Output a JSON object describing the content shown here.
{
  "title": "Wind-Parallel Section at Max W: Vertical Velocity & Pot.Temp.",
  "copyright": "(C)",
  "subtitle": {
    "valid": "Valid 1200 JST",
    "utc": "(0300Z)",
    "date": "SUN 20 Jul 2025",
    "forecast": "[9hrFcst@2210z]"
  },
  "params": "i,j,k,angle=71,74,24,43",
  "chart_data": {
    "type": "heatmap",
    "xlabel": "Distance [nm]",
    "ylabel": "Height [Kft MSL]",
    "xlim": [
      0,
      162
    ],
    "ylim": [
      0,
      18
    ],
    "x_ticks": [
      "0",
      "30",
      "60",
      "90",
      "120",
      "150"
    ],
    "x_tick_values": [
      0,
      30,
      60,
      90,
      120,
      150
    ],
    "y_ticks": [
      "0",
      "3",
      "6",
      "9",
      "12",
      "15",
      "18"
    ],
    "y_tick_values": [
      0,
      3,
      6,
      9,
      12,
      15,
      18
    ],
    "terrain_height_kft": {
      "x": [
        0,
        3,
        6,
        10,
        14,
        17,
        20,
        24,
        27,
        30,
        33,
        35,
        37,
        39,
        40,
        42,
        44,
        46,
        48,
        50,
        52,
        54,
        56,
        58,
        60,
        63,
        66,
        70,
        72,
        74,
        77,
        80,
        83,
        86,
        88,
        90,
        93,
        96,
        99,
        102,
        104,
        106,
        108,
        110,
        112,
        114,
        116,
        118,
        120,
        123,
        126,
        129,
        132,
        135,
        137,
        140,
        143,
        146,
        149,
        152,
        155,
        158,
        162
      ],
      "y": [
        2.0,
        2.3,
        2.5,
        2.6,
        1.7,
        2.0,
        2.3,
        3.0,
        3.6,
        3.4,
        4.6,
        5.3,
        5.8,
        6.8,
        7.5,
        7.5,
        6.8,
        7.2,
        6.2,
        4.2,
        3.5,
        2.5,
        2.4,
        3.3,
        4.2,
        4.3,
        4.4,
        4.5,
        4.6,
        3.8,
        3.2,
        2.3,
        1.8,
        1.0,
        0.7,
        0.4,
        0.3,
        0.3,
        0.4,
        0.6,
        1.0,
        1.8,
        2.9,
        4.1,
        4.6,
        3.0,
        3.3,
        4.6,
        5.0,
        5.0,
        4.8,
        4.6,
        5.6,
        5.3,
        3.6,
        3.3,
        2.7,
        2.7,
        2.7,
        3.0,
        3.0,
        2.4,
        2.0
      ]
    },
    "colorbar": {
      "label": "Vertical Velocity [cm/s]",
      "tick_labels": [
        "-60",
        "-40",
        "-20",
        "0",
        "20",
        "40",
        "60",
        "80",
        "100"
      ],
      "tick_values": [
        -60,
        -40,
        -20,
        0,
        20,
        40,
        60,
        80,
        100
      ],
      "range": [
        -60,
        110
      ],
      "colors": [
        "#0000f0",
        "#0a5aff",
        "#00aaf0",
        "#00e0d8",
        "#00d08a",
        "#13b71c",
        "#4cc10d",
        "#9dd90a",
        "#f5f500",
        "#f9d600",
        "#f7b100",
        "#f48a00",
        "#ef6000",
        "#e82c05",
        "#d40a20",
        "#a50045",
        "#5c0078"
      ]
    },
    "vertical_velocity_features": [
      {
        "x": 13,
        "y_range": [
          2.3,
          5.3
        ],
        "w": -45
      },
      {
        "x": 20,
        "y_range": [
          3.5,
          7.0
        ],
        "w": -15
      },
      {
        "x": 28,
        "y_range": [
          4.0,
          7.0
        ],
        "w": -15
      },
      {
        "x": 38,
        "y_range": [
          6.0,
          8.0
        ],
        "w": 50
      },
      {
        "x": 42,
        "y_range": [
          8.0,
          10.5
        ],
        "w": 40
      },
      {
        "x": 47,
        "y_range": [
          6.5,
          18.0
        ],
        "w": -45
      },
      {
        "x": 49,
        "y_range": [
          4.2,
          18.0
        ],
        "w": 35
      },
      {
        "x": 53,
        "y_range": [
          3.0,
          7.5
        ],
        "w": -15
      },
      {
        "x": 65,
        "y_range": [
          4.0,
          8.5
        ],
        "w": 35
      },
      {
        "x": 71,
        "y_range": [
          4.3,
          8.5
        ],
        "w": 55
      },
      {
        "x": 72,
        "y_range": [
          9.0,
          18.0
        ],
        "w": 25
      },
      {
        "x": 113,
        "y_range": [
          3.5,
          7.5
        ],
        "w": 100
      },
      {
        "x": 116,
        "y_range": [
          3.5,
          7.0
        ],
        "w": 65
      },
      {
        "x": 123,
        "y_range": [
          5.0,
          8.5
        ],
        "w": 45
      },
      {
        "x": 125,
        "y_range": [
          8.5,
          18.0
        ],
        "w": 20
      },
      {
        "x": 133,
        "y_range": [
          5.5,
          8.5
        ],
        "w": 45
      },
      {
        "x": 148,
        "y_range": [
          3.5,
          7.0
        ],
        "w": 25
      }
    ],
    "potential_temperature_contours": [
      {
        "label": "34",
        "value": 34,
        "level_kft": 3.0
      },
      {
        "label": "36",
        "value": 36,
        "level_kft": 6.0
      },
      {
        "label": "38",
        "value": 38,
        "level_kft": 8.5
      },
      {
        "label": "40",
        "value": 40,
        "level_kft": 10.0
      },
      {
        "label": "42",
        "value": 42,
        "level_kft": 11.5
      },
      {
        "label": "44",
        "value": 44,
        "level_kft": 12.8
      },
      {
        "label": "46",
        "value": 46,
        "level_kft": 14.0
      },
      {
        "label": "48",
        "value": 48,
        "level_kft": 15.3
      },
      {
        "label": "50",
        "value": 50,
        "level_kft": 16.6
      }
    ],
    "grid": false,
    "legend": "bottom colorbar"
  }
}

════════════════

EXERCISE
Produce an exact copy of all the records.

TASK OUTPUT
Output a JSON object describing the content shown here.
{
  "title": "Wind-Parallel Section at Max W: Vertical Velocity & Pot.Temp.",
  "copyright": "(C)",
  "subtitle": {
    "valid": "Valid 1200 JST",
    "utc": "(0300Z)",
    "date": "SUN 20 Jul 2025",
    "forecast": "[9hrFcst@2210z]"
  },
  "params": "i,j,k,angle=71,74,24,43",
  "chart_data": {
    "type": "heatmap",
    "xlabel": "Distance [nm]",
    "ylabel": "Height [Kft MSL]",
    "xlim": [
      0,
      162
    ],
    "ylim": [
      0,
      18
    ],
    "x_ticks": [
      "0",
      "30",
      "60",
      "90",
      "120",
      "150"
    ],
    "x_tick_values": [
      0,
      30,
      60,
      90,
      120,
      150
    ],
    "y_ticks": [
      "0",
      "3",
      "6",
      "9",
      "12",
      "15",
      "18"
    ],
    "y_tick_values": [
      0,
      3,
      6,
      9,
      12,
      15,
      18
    ],
    "terrain_height_kft": {
      "x": [
        0,
        3,
        6,
        10,
        14,
        17,
        20,
        24,
        27,
        30,
        33,
        35,
        37,
        39,
        40,
        42,
        44,
        46,
        48,
        50,
        52,
        54,
        56,
        58,
        60,
        63,
        66,
        70,
        72,
        74,
        77,
        80,
        83,
        86,
        88,
        90,
        93,
        96,
        99,
        102,
        104,
        106,
        108,
        110,
        112,
        114,
        116,
        118,
        120,
        123,
        126,
        129,
        132,
        135,
        137,
        140,
        143,
        146,
        149,
        152,
        155,
        158,
        162
      ],
      "y": [
        2.0,
        2.3,
        2.5,
        2.6,
        1.7,
        2.0,
        2.3,
        3.0,
        3.6,
        3.4,
        4.6,
        5.3,
        5.8,
        6.8,
        7.5,
        7.5,
        6.8,
        7.2,
        6.2,
        4.2,
        3.5,
        2.5,
        2.4,
        3.3,
        4.2,
        4.3,
        4.4,
        4.5,
        4.6,
        3.8,
        3.2,
        2.3,
        1.8,
        1.0,
        0.7,
        0.4,
        0.3,
        0.3,
        0.4,
        0.6,
        1.0,
        1.8,
        2.9,
        4.1,
        4.6,
        3.0,
        3.3,
        4.6,
        5.0,
        5.0,
        4.8,
        4.6,
        5.6,
        5.3,
        3.6,
        3.3,
        2.7,
        2.7,
        2.7,
        3.0,
        3.0,
        2.4,
        2.0
      ]
    },
    "colorbar": {
      "label": "Vertical Velocity [cm/s]",
      "tick_labels": [
        "-60",
        "-40",
        "-20",
        "0",
        "20",
        "40",
        "60",
        "80",
        "100"
      ],
      "tick_values": [
        -60,
        -40,
        -20,
        0,
        20,
        40,
        60,
        80,
        100
      ],
      "range": [
        -60,
        110
      ],
      "colors": [
        "#0000f0",
        "#0a5aff",
        "#00aaf0",
        "#00e0d8",
        "#00d08a",
        "#13b71c",
        "#4cc10d",
        "#9dd90a",
        "#f5f500",
        "#f9d600",
        "#f7b100",
        "#f48a00",
        "#ef6000",
        "#e82c05",
        "#d40a20",
        "#a50045",
        "#5c0078"
      ]
    },
    "vertical_velocity_features": [
      {
        "x": 13,
        "y_range": [
          2.3,
          5.3
        ],
        "w": -45
      },
      {
        "x": 20,
        "y_range": [
          3.5,
          7.0
        ],
        "w": -15
      },
      {
        "x": 28,
        "y_range": [
          4.0,
          7.0
        ],
        "w": -15
      },
      {
        "x": 38,
        "y_range": [
          6.0,
          8.0
        ],
        "w": 50
      },
      {
        "x": 42,
        "y_range": [
          8.0,
          10.5
        ],
        "w": 40
      },
      {
        "x": 47,
        "y_range": [
          6.5,
          18.0
        ],
        "w": -45
      },
      {
        "x": 49,
        "y_range": [
          4.2,
          18.0
        ],
        "w": 35
      },
      {
        "x": 53,
        "y_range": [
          3.0,
          7.5
        ],
        "w": -15
      },
      {
        "x": 65,
        "y_range": [
          4.0,
          8.5
        ],
        "w": 35
      },
      {
        "x": 71,
        "y_range": [
          4.3,
          8.5
        ],
        "w": 55
      },
      {
        "x": 72,
        "y_range": [
          9.0,
          18.0
        ],
        "w": 25
      },
      {
        "x": 113,
        "y_range": [
          3.5,
          7.5
        ],
        "w": 100
      },
      {
        "x": 116,
        "y_range": [
          3.5,
          7.0
        ],
        "w": 65
      },
      {
        "x": 123,
        "y_range": [
          5.0,
          8.5
        ],
        "w": 45
      },
      {
        "x": 125,
        "y_range": [
          8.5,
          18.0
        ],
        "w": 20
      },
      {
        "x": 133,
        "y_range": [
          5.5,
          8.5
        ],
        "w": 45
      },
      {
        "x": 148,
        "y_range": [
          3.5,
          7.0
        ],
        "w": 25
      }
    ],
    "potential_temperature_contours": [
      {
        "label": "34",
        "value": 34,
        "level_kft": 3.0
      },
      {
        "label": "36",
        "value": 36,
        "level_kft": 6.0
      },
      {
        "label": "38",
        "value": 38,
        "level_kft": 8.5
      },
      {
        "label": "40",
        "value": 40,
        "level_kft": 10.0
      },
      {
        "label": "42",
        "value": 42,
        "level_kft": 11.5
      },
      {
        "label": "44",
        "value": 44,
        "level_kft": 12.8
      },
      {
        "label": "46",
        "value": 46,
        "level_kft": 14.0
      },
      {
        "label": "48",
        "value": 48,
        "level_kft": 15.3
      },
      {
        "label": "50",
        "value": 50,
        "level_kft": 16.6
      }
    ],
    "grid": false,
    "legend": "bottom colorbar"
  }
}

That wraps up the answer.